**STATED GOAL**
Locate all lines in the data below that hold "zbylo" and show them.

+===+

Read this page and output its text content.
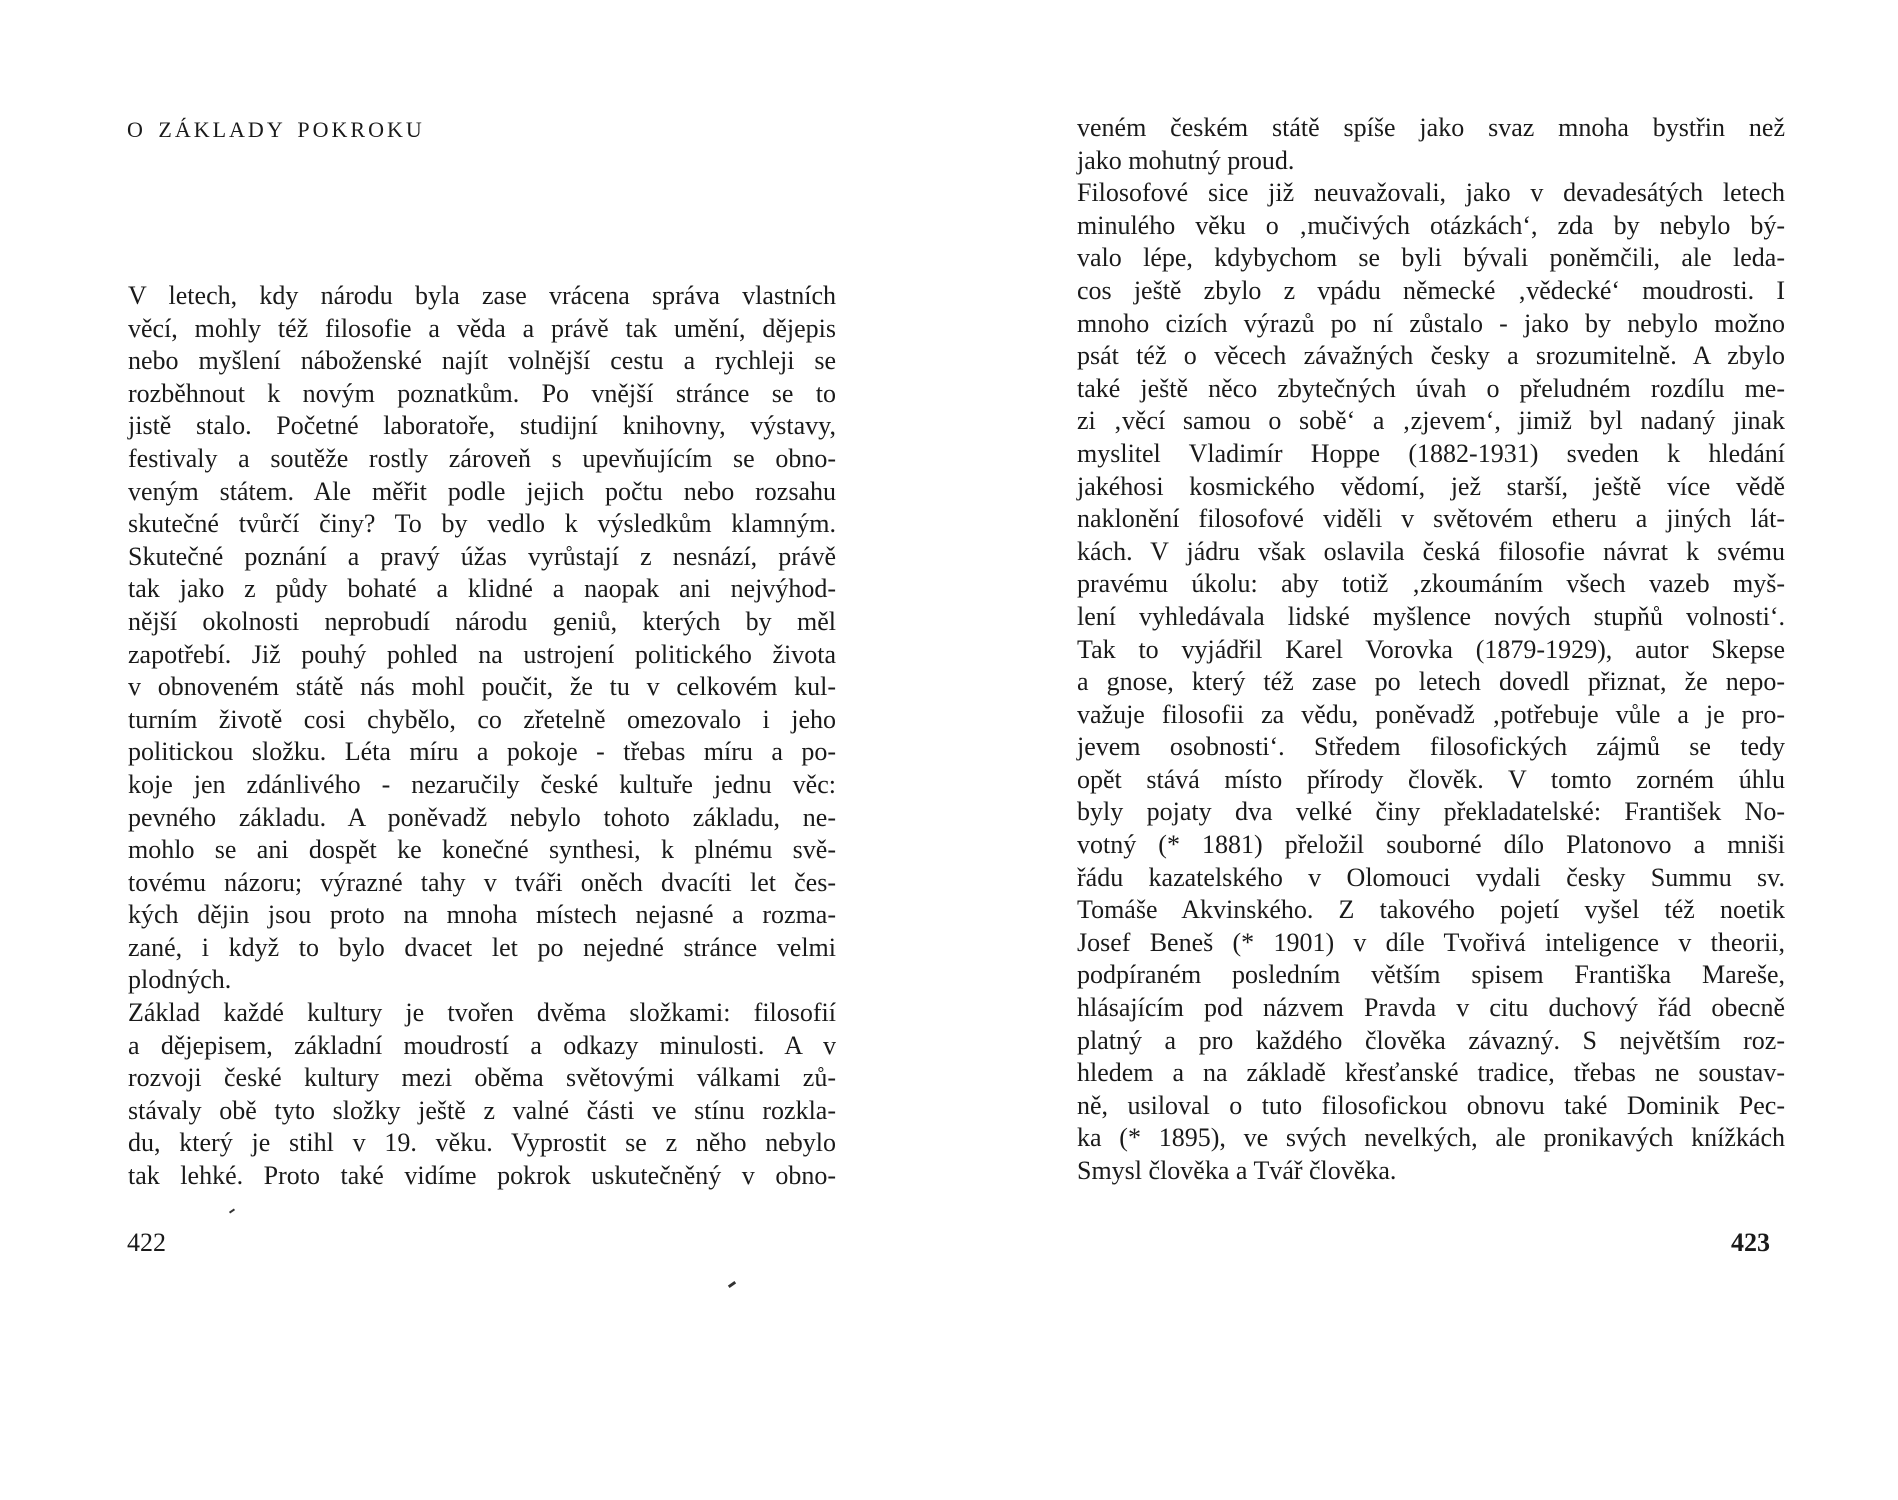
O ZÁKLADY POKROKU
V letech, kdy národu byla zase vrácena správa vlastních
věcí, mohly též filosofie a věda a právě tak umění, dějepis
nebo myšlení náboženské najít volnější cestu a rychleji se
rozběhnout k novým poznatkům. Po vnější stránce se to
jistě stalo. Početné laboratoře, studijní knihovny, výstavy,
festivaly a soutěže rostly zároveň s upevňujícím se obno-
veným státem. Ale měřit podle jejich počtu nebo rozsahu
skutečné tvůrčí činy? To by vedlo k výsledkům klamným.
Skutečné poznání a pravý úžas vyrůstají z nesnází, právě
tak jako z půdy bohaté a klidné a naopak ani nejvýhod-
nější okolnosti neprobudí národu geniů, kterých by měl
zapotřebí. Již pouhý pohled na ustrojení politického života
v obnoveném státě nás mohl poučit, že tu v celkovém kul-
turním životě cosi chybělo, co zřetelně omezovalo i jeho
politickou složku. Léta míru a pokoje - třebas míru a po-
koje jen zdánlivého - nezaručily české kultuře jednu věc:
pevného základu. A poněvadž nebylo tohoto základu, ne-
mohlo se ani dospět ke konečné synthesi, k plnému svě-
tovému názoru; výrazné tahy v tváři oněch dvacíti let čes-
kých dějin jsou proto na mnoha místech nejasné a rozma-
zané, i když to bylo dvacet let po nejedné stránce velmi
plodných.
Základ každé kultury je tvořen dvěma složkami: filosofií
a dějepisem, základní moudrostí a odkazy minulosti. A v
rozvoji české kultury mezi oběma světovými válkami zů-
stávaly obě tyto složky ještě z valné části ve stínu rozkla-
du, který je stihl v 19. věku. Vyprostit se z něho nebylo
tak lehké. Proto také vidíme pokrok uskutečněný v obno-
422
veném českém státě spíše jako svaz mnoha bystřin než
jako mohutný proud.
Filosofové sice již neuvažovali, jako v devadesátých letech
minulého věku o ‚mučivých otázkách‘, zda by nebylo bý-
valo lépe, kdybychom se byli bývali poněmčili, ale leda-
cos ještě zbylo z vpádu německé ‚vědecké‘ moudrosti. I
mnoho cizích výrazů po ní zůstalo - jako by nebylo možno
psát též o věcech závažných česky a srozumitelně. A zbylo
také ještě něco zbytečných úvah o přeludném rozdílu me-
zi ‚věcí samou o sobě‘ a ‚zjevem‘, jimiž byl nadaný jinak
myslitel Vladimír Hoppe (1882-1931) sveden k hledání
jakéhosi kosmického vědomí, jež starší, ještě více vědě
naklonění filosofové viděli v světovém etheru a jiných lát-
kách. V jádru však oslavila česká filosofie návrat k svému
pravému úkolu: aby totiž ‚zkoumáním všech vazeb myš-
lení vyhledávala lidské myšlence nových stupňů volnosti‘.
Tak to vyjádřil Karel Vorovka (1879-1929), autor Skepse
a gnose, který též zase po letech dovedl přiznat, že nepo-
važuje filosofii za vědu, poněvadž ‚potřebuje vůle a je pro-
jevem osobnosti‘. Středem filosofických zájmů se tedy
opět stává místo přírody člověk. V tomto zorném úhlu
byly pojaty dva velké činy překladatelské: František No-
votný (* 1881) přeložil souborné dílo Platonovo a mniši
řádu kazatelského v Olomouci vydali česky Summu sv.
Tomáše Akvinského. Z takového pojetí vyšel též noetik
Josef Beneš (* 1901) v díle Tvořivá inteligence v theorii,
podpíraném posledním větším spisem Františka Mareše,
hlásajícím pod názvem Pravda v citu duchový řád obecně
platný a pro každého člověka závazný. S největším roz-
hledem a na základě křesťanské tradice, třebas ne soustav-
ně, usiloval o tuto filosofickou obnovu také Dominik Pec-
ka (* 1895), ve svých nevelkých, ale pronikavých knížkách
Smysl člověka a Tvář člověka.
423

+===+

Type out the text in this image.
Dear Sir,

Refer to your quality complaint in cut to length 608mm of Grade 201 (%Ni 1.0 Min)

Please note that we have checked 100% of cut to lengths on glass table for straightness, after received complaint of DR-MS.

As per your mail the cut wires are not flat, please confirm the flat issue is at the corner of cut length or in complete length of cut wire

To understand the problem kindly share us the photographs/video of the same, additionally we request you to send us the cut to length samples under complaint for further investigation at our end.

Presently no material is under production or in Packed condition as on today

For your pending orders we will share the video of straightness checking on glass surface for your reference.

+===+

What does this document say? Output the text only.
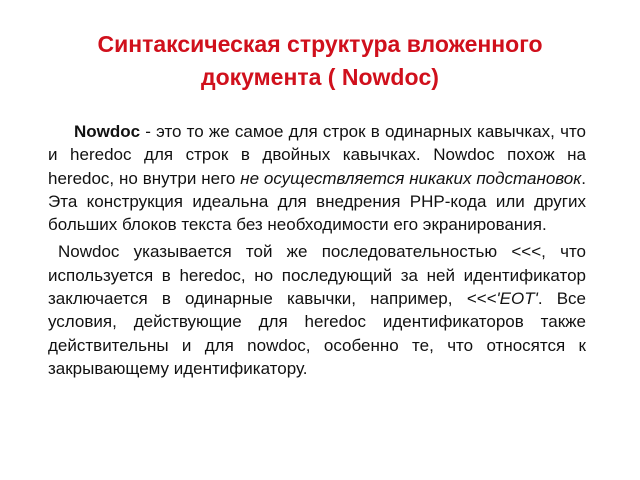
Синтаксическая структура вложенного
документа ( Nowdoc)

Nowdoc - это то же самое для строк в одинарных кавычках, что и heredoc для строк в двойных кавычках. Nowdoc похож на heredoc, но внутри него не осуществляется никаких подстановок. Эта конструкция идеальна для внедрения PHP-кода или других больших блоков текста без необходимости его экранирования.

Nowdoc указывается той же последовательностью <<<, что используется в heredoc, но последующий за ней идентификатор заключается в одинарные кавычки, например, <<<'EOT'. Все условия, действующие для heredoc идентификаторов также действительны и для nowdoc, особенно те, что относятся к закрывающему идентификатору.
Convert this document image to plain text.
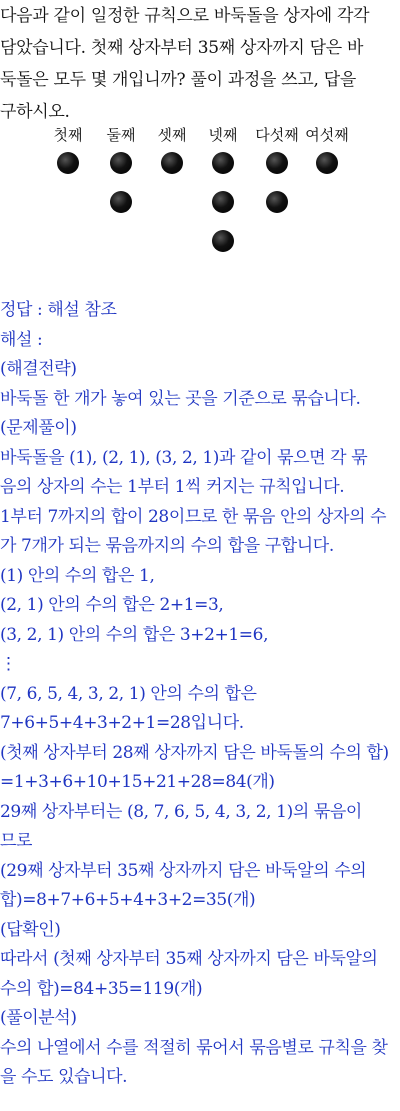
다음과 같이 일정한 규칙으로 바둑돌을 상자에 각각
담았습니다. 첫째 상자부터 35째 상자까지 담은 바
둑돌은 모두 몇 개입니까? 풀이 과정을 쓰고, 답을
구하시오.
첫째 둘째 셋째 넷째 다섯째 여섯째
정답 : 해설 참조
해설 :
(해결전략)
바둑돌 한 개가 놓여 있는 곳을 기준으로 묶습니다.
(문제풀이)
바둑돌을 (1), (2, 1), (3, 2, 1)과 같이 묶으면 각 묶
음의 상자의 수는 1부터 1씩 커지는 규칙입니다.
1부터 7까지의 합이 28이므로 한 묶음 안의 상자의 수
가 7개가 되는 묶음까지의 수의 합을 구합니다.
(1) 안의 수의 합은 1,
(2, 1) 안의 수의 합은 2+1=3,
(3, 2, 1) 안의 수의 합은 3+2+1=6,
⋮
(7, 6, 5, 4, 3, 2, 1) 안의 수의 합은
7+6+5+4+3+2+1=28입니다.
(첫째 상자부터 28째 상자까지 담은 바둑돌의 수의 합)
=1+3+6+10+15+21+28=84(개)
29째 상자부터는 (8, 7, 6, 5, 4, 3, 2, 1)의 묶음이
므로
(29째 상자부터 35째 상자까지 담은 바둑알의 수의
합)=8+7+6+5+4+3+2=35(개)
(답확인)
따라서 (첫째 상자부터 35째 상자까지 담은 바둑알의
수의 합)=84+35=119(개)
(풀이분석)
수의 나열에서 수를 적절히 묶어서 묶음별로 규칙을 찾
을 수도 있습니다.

+===+

**TASK OUTPUT**
cos ještě zbylo z vpádu německé ‚vědecké‘ moudrosti. I
psát též o věcech závažných česky a srozumitelně. A zbylo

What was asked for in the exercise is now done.